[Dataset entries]
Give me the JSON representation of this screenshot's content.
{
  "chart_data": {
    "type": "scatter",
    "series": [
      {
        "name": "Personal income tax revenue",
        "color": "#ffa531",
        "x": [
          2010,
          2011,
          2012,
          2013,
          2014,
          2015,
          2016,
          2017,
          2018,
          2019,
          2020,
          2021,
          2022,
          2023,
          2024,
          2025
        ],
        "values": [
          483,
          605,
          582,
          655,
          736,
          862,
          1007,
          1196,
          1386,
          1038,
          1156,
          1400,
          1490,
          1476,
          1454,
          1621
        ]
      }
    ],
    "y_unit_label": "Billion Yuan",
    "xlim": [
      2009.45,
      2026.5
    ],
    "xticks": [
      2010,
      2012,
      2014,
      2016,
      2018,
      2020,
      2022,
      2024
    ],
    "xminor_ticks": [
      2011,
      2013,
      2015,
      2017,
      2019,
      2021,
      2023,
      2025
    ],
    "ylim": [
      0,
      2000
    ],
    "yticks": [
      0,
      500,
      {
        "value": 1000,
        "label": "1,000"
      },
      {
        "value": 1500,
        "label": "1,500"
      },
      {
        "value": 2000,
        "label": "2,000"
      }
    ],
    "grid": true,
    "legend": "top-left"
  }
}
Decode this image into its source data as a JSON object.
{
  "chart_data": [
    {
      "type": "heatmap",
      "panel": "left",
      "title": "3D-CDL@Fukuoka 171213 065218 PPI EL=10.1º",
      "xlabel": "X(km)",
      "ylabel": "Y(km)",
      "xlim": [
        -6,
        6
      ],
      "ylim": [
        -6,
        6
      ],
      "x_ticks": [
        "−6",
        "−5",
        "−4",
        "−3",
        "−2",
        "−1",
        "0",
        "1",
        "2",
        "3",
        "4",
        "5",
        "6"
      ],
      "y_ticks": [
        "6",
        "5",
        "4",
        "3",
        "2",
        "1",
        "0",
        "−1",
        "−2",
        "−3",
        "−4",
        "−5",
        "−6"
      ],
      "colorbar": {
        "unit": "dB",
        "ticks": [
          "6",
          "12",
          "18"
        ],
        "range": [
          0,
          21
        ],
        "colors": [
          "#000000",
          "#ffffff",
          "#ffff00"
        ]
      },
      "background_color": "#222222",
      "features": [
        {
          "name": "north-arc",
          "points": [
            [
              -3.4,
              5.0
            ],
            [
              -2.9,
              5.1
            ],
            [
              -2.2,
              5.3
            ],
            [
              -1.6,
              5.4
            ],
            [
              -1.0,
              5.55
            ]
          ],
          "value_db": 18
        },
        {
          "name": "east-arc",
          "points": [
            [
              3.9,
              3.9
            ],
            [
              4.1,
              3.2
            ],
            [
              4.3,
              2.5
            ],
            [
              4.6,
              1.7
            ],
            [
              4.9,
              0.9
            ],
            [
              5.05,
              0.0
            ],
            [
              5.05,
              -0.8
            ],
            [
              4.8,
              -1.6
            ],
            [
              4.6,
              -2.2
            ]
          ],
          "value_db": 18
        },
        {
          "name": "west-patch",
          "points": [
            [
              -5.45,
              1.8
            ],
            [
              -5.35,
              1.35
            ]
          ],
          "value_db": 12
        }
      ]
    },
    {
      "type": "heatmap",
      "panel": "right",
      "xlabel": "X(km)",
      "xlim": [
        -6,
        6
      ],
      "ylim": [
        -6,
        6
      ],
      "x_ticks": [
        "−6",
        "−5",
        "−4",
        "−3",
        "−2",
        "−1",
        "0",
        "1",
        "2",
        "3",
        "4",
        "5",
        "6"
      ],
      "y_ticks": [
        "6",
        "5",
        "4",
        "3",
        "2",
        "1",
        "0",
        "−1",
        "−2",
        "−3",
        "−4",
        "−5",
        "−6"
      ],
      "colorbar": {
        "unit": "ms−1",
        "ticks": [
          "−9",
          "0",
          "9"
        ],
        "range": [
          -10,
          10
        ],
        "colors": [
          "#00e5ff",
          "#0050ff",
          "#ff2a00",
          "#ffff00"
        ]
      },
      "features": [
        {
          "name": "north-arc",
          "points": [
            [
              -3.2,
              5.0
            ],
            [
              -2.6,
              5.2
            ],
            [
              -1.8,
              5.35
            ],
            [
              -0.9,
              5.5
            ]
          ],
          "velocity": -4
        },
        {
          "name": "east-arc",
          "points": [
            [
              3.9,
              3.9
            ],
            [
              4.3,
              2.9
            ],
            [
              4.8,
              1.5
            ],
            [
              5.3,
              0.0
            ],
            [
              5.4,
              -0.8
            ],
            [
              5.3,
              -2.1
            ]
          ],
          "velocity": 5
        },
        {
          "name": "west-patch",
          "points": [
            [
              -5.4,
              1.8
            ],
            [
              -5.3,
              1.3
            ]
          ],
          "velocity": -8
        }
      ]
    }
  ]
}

Written task. Each line in the material above must be retyped without alteration.

Solved problem.
Give me the JSON representation of this screenshot's content.
{
  "chart_data": {
    "type": "scatter",
    "series": [
      {
        "name": "Personal income tax revenue",
        "color": "#ffa531",
        "x": [
          2010,
          2011,
          2012,
          2013,
          2014,
          2015,
          2016,
          2017,
          2018,
          2019,
          2020,
          2021,
          2022,
          2023,
          2024,
          2025
        ],
        "values": [
          483,
          605,
          582,
          655,
          736,
          862,
          1007,
          1196,
          1386,
          1038,
          1156,
          1400,
          1490,
          1476,
          1454,
          1621
        ]
      }
    ],
    "y_unit_label": "Billion Yuan",
    "xlim": [
      2009.45,
      2026.5
    ],
    "xticks": [
      2010,
      2012,
      2014,
      2016,
      2018,
      2020,
      2022,
      2024
    ],
    "xminor_ticks": [
      2011,
      2013,
      2015,
      2017,
      2019,
      2021,
      2023,
      2025
    ],
    "ylim": [
      0,
      2000
    ],
    "yticks": [
      0,
      500,
      {
        "value": 1000,
        "label": "1,000"
      },
      {
        "value": 1500,
        "label": "1,500"
      },
      {
        "value": 2000,
        "label": "2,000"
      }
    ],
    "grid": true,
    "legend": "top-left"
  }
}
Decode this image into its source data as a JSON object.
{
  "chart_data": [
    {
      "type": "heatmap",
      "panel": "left",
      "title": "3D-CDL@Fukuoka 171213 065218 PPI EL=10.1º",
      "xlabel": "X(km)",
      "ylabel": "Y(km)",
      "xlim": [
        -6,
        6
      ],
      "ylim": [
        -6,
        6
      ],
      "x_ticks": [
        "−6",
        "−5",
        "−4",
        "−3",
        "−2",
        "−1",
        "0",
        "1",
        "2",
        "3",
        "4",
        "5",
        "6"
      ],
      "y_ticks": [
        "6",
        "5",
        "4",
        "3",
        "2",
        "1",
        "0",
        "−1",
        "−2",
        "−3",
        "−4",
        "−5",
        "−6"
      ],
      "colorbar": {
        "unit": "dB",
        "ticks": [
          "6",
          "12",
          "18"
        ],
        "range": [
          0,
          21
        ],
        "colors": [
          "#000000",
          "#ffffff",
          "#ffff00"
        ]
      },
      "background_color": "#222222",
      "features": [
        {
          "name": "north-arc",
          "points": [
            [
              -3.4,
              5.0
            ],
            [
              -2.9,
              5.1
            ],
            [
              -2.2,
              5.3
            ],
            [
              -1.6,
              5.4
            ],
            [
              -1.0,
              5.55
            ]
          ],
          "value_db": 18
        },
        {
          "name": "east-arc",
          "points": [
            [
              3.9,
              3.9
            ],
            [
              4.1,
              3.2
            ],
            [
              4.3,
              2.5
            ],
            [
              4.6,
              1.7
            ],
            [
              4.9,
              0.9
            ],
            [
              5.05,
              0.0
            ],
            [
              5.05,
              -0.8
            ],
            [
              4.8,
              -1.6
            ],
            [
              4.6,
              -2.2
            ]
          ],
          "value_db": 18
        },
        {
          "name": "west-patch",
          "points": [
            [
              -5.45,
              1.8
            ],
            [
              -5.35,
              1.35
            ]
          ],
          "value_db": 12
        }
      ]
    },
    {
      "type": "heatmap",
      "panel": "right",
      "xlabel": "X(km)",
      "xlim": [
        -6,
        6
      ],
      "ylim": [
        -6,
        6
      ],
      "x_ticks": [
        "−6",
        "−5",
        "−4",
        "−3",
        "−2",
        "−1",
        "0",
        "1",
        "2",
        "3",
        "4",
        "5",
        "6"
      ],
      "y_ticks": [
        "6",
        "5",
        "4",
        "3",
        "2",
        "1",
        "0",
        "−1",
        "−2",
        "−3",
        "−4",
        "−5",
        "−6"
      ],
      "colorbar": {
        "unit": "ms−1",
        "ticks": [
          "−9",
          "0",
          "9"
        ],
        "range": [
          -10,
          10
        ],
        "colors": [
          "#00e5ff",
          "#0050ff",
          "#ff2a00",
          "#ffff00"
        ]
      },
      "features": [
        {
          "name": "north-arc",
          "points": [
            [
              -3.2,
              5.0
            ],
            [
              -2.6,
              5.2
            ],
            [
              -1.8,
              5.35
            ],
            [
              -0.9,
              5.5
            ]
          ],
          "velocity": -4
        },
        {
          "name": "east-arc",
          "points": [
            [
              3.9,
              3.9
            ],
            [
              4.3,
              2.9
            ],
            [
              4.8,
              1.5
            ],
            [
              5.3,
              0.0
            ],
            [
              5.4,
              -0.8
            ],
            [
              5.3,
              -2.1
            ]
          ],
          "velocity": 5
        },
        {
          "name": "west-patch",
          "points": [
            [
              -5.4,
              1.8
            ],
            [
              -5.3,
              1.3
            ]
          ],
          "velocity": -8
        }
      ]
    }
  ]
}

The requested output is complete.